■ SUPPLIED INFORMATION:
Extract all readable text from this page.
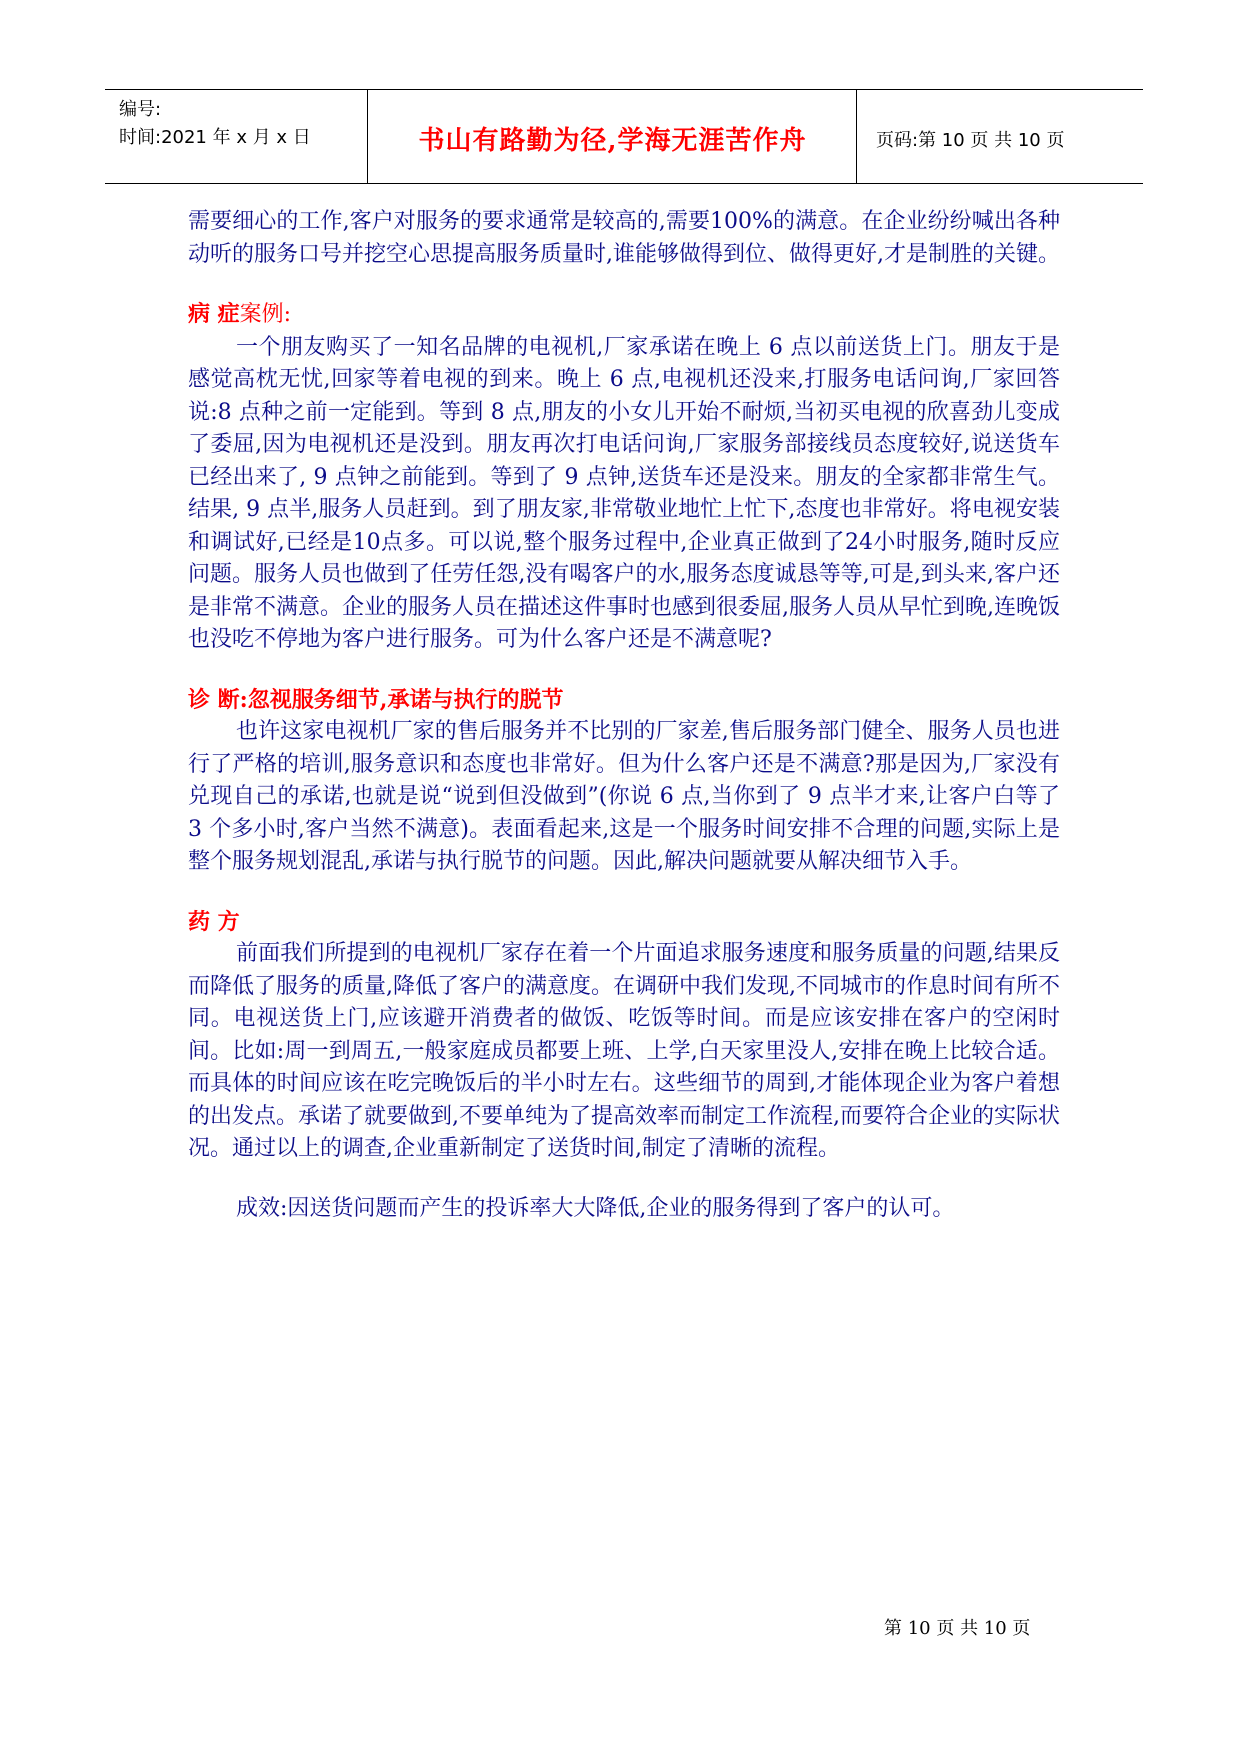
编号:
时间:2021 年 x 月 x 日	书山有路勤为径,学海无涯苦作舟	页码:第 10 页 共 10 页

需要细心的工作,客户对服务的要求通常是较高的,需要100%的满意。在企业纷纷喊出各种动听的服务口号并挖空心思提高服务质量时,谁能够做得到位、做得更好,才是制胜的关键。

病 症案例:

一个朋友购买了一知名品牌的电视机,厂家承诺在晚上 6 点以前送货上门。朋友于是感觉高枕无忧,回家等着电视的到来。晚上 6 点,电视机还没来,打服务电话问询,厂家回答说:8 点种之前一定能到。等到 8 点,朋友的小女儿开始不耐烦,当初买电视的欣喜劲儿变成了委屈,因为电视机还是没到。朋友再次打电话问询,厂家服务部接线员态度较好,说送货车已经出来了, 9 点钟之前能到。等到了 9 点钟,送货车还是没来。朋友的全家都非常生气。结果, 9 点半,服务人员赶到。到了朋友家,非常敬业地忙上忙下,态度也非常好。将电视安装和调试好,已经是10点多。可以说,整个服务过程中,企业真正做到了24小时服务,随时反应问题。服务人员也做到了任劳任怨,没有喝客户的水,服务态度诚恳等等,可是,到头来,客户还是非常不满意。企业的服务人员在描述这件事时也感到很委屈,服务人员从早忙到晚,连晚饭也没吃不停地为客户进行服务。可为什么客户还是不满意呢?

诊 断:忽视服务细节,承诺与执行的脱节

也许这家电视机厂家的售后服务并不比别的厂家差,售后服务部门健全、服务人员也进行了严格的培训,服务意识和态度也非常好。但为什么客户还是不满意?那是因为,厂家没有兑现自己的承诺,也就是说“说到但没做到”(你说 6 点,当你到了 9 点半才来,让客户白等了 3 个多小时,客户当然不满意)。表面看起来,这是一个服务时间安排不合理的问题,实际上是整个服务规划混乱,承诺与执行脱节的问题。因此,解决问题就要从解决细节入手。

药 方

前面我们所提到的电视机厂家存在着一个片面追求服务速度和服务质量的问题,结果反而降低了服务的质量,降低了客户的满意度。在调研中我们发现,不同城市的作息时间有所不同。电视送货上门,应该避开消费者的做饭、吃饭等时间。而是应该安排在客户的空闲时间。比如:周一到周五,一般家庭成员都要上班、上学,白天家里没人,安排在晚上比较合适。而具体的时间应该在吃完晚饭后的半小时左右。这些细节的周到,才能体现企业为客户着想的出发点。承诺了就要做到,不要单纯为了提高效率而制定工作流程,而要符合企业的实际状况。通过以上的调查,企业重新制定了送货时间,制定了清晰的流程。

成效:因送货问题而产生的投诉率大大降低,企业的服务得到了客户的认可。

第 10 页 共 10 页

■ EXERCISE REQUIREMENTS:
Set down the material above as is, without any pictures.

■ SOLUTION TO THIS TASK:
Extract all readable text from this page.
编号:
时间:2021 年 x 月 x 日	书山有路勤为径,学海无涯苦作舟	页码:第 10 页 共 10 页

需要细心的工作,客户对服务的要求通常是较高的,需要100%的满意。在企业纷纷喊出各种动听的服务口号并挖空心思提高服务质量时,谁能够做得到位、做得更好,才是制胜的关键。

病 症案例:

一个朋友购买了一知名品牌的电视机,厂家承诺在晚上 6 点以前送货上门。朋友于是感觉高枕无忧,回家等着电视的到来。晚上 6 点,电视机还没来,打服务电话问询,厂家回答说:8 点种之前一定能到。等到 8 点,朋友的小女儿开始不耐烦,当初买电视的欣喜劲儿变成了委屈,因为电视机还是没到。朋友再次打电话问询,厂家服务部接线员态度较好,说送货车已经出来了, 9 点钟之前能到。等到了 9 点钟,送货车还是没来。朋友的全家都非常生气。结果, 9 点半,服务人员赶到。到了朋友家,非常敬业地忙上忙下,态度也非常好。将电视安装和调试好,已经是10点多。可以说,整个服务过程中,企业真正做到了24小时服务,随时反应问题。服务人员也做到了任劳任怨,没有喝客户的水,服务态度诚恳等等,可是,到头来,客户还是非常不满意。企业的服务人员在描述这件事时也感到很委屈,服务人员从早忙到晚,连晚饭也没吃不停地为客户进行服务。可为什么客户还是不满意呢?

诊 断:忽视服务细节,承诺与执行的脱节

也许这家电视机厂家的售后服务并不比别的厂家差,售后服务部门健全、服务人员也进行了严格的培训,服务意识和态度也非常好。但为什么客户还是不满意?那是因为,厂家没有兑现自己的承诺,也就是说“说到但没做到”(你说 6 点,当你到了 9 点半才来,让客户白等了 3 个多小时,客户当然不满意)。表面看起来,这是一个服务时间安排不合理的问题,实际上是整个服务规划混乱,承诺与执行脱节的问题。因此,解决问题就要从解决细节入手。

药 方

前面我们所提到的电视机厂家存在着一个片面追求服务速度和服务质量的问题,结果反而降低了服务的质量,降低了客户的满意度。在调研中我们发现,不同城市的作息时间有所不同。电视送货上门,应该避开消费者的做饭、吃饭等时间。而是应该安排在客户的空闲时间。比如:周一到周五,一般家庭成员都要上班、上学,白天家里没人,安排在晚上比较合适。而具体的时间应该在吃完晚饭后的半小时左右。这些细节的周到,才能体现企业为客户着想的出发点。承诺了就要做到,不要单纯为了提高效率而制定工作流程,而要符合企业的实际状况。通过以上的调查,企业重新制定了送货时间,制定了清晰的流程。

成效:因送货问题而产生的投诉率大大降低,企业的服务得到了客户的认可。

第 10 页 共 10 页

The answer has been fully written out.